▶ WHAT TO WORK ON: Write out verbatim the items from the first line up to and including the line containing "republic-heading: 11 de".

----------

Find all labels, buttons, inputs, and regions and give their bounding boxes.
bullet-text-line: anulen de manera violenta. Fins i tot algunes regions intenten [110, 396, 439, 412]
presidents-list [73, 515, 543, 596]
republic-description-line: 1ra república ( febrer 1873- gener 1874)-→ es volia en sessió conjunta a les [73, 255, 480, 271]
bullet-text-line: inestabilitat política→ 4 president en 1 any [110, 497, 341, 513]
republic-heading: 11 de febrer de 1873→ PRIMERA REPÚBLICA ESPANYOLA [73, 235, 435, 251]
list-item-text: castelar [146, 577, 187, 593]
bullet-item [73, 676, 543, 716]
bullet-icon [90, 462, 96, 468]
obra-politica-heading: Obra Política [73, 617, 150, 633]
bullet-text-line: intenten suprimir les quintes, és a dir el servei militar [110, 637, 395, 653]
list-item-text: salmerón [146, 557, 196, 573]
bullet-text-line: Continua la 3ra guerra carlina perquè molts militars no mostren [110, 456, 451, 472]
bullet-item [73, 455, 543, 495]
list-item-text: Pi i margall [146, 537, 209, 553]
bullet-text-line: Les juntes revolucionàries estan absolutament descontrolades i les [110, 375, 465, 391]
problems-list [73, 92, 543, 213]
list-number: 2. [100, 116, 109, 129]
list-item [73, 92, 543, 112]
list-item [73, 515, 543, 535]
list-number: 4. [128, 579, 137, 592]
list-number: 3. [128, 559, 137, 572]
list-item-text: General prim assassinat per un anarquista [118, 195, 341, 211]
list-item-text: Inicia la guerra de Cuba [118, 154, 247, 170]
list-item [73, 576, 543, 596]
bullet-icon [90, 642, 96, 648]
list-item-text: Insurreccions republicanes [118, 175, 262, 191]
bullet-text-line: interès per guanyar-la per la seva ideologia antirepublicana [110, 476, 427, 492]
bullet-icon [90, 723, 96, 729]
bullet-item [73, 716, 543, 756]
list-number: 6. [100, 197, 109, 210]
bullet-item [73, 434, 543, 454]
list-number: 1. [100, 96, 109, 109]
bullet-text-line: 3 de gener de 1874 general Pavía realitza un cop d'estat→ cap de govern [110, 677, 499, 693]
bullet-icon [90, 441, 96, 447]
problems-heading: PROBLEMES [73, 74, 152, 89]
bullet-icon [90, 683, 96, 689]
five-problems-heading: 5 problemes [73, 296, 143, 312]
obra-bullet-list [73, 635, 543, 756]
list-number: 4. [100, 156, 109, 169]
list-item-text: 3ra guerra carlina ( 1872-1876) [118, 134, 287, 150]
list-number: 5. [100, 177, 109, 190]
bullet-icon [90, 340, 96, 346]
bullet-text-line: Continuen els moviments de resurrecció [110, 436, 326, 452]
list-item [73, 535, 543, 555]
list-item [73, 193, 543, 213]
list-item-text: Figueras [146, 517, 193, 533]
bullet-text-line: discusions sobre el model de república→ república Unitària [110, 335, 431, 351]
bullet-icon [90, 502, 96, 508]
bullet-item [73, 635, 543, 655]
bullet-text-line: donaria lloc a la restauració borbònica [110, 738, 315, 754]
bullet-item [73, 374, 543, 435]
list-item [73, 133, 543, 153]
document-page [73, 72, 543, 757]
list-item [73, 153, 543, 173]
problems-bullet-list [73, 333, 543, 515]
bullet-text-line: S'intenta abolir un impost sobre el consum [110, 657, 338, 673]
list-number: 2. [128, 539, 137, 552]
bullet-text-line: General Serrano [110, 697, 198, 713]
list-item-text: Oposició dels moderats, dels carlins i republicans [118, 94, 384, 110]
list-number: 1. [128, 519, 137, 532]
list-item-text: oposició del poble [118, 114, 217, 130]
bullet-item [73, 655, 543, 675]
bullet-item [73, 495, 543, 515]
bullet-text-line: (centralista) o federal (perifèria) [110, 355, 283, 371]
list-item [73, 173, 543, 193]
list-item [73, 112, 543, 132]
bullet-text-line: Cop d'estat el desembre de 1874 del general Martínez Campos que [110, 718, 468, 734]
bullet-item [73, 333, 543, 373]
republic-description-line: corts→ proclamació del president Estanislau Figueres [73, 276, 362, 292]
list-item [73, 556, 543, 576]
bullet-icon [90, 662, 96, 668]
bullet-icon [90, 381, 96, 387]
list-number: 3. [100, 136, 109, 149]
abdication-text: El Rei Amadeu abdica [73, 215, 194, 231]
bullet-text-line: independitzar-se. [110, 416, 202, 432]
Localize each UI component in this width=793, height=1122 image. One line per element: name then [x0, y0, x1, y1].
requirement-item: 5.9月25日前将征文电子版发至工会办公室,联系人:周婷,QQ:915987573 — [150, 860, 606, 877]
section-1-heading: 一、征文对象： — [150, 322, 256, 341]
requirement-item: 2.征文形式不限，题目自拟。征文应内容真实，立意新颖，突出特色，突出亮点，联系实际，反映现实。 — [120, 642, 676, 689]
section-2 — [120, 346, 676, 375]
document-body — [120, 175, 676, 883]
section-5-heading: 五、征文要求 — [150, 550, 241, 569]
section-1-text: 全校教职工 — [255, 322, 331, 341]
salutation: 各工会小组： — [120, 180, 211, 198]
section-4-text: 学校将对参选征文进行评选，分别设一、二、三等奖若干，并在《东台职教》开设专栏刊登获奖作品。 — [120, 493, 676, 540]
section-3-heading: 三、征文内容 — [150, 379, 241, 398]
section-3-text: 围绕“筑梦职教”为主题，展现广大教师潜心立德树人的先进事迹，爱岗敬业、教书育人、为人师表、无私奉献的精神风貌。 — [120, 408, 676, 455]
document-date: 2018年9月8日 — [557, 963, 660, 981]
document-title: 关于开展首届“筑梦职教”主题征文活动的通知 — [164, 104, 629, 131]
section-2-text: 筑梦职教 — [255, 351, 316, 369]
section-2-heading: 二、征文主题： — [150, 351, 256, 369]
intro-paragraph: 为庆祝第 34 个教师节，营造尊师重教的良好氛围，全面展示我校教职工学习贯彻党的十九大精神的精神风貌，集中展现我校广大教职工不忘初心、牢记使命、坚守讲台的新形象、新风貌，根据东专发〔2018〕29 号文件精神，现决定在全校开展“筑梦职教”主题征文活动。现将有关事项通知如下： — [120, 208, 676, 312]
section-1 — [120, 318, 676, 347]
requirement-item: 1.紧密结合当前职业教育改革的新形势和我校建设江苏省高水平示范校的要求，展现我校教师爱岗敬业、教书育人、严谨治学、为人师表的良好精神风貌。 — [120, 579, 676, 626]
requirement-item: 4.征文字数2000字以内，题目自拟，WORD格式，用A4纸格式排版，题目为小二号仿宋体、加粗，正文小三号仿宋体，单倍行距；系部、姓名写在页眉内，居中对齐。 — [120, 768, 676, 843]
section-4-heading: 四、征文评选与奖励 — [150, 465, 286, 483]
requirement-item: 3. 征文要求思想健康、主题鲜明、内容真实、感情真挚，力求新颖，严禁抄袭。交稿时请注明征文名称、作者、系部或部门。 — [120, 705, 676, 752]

----------

▶ RESPONSE TO THE EXERCISE:
Find all labels, buttons, inputs, and regions and give their bounding boxes.
bullet-text-line: anulen de manera violenta. Fins i tot algunes regions intenten [110, 396, 439, 412]
presidents-list [73, 515, 543, 596]
republic-description-line: 1ra república ( febrer 1873- gener 1874)-→ es volia en sessió conjunta a les [73, 255, 480, 271]
bullet-text-line: inestabilitat política→ 4 president en 1 any [110, 497, 341, 513]
republic-heading: 11 de febrer de 1873→ PRIMERA REPÚBLICA ESPANYOLA [73, 235, 435, 251]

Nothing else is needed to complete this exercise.